-- Start of Available data --
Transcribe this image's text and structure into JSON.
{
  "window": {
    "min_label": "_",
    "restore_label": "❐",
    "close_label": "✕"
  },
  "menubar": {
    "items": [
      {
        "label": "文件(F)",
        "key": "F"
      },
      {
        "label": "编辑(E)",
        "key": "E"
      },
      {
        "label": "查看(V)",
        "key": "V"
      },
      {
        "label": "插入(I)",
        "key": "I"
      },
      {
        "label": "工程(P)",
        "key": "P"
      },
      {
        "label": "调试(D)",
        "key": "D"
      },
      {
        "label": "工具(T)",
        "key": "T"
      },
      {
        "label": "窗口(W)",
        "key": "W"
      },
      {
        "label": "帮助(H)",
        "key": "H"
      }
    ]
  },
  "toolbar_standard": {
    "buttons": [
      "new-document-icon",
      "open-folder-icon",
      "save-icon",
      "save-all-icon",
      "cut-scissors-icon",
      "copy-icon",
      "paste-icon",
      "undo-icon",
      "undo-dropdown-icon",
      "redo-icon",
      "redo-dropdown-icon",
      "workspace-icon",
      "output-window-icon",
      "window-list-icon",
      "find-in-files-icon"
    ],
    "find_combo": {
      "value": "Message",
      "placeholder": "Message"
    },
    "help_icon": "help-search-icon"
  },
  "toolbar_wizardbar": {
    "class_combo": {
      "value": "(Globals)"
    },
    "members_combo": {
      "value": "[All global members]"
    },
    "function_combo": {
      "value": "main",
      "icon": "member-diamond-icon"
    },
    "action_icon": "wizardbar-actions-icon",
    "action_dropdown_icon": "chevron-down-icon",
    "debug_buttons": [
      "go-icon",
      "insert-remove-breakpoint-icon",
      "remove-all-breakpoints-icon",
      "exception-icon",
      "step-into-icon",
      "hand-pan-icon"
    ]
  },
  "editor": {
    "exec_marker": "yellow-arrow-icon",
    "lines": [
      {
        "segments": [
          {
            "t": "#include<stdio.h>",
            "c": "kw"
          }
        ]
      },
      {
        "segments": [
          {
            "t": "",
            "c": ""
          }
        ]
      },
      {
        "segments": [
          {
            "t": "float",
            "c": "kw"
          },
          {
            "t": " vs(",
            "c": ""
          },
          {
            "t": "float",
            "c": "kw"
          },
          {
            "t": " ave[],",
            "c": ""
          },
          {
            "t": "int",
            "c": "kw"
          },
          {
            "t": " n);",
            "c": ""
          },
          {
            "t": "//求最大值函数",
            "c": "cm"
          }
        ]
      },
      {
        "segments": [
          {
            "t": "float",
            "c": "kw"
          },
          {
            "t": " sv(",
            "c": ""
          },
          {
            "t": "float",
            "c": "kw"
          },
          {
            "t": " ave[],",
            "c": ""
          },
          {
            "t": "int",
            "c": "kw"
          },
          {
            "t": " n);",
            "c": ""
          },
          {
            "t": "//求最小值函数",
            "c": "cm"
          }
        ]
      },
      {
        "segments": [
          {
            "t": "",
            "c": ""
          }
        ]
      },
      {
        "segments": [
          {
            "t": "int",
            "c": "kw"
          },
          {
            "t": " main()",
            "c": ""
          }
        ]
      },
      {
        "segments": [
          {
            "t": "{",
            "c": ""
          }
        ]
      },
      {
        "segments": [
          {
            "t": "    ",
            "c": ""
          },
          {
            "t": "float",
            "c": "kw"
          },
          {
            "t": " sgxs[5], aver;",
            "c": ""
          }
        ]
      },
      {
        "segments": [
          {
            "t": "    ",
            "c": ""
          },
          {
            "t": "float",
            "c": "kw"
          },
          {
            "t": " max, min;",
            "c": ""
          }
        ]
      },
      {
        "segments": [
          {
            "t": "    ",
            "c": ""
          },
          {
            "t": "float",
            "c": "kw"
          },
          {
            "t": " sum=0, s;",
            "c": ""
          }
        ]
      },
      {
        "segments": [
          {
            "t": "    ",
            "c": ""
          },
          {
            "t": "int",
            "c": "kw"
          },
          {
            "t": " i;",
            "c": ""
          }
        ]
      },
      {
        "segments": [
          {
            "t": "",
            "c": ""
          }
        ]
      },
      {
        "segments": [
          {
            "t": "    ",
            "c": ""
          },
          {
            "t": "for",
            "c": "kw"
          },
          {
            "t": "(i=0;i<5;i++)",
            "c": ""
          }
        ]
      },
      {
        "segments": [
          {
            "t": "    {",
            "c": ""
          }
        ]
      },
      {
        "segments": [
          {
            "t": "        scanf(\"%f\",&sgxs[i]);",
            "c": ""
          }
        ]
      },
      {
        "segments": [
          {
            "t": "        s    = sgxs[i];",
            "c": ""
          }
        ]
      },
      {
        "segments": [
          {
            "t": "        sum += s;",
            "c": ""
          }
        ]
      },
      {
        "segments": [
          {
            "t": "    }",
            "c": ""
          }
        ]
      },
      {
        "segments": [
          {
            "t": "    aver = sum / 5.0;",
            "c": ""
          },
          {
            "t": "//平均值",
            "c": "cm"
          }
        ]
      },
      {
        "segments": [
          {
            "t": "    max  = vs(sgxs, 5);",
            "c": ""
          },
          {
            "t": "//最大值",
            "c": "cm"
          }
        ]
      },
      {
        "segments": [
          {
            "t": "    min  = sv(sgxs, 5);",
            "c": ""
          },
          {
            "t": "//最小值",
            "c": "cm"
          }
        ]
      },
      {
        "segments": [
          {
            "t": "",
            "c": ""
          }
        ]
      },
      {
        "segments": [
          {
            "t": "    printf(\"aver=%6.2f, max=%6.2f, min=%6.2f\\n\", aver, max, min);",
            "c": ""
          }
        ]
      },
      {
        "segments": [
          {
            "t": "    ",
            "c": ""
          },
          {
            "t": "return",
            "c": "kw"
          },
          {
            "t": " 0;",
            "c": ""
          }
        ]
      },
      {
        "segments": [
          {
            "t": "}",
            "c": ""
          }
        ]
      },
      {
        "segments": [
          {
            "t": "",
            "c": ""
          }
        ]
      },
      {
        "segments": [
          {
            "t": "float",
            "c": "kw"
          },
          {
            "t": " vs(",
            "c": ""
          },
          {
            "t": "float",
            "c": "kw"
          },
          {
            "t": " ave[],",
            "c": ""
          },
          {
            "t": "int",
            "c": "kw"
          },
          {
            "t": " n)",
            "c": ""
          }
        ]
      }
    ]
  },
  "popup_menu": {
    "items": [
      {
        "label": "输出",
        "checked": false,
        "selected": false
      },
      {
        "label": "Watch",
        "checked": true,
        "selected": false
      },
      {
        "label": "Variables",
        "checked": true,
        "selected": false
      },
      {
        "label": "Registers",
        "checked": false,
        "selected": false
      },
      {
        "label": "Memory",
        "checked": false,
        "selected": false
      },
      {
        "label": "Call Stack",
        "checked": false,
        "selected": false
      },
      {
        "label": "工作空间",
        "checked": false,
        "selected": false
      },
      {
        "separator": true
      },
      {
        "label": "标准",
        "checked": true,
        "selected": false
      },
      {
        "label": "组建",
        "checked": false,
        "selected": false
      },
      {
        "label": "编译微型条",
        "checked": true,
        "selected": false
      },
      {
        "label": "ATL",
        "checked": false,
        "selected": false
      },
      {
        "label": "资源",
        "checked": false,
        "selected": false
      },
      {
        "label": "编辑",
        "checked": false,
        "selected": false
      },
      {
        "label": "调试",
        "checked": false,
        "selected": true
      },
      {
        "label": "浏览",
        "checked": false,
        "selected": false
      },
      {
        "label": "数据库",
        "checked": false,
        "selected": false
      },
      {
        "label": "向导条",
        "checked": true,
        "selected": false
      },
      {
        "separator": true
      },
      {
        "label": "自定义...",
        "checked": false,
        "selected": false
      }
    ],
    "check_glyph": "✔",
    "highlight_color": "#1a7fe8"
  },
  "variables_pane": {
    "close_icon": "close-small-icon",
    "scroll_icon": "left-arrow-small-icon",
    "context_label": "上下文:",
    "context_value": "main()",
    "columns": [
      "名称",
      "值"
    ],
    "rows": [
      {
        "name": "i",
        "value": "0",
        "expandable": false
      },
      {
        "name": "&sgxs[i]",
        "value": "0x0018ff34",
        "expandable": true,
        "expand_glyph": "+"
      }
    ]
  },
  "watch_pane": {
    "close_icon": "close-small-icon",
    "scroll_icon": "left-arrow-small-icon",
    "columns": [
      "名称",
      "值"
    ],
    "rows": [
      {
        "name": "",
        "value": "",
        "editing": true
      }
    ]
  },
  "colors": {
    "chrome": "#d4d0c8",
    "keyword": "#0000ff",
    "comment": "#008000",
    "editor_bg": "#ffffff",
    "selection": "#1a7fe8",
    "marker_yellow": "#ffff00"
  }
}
-- End of Available data --
# [Requirement]
Look through the material above and pick out each line holding the word "sgxs".

# [Result]
            "t": " sgxs[5], aver;",
            "t": "        scanf(\"%f\",&sgxs[i]);",
            "t": "        s    = sgxs[i];",
            "t": "    max  = vs(sgxs, 5);",
            "t": "    min  = sv(sgxs, 5);",
        "name": "&sgxs[i]",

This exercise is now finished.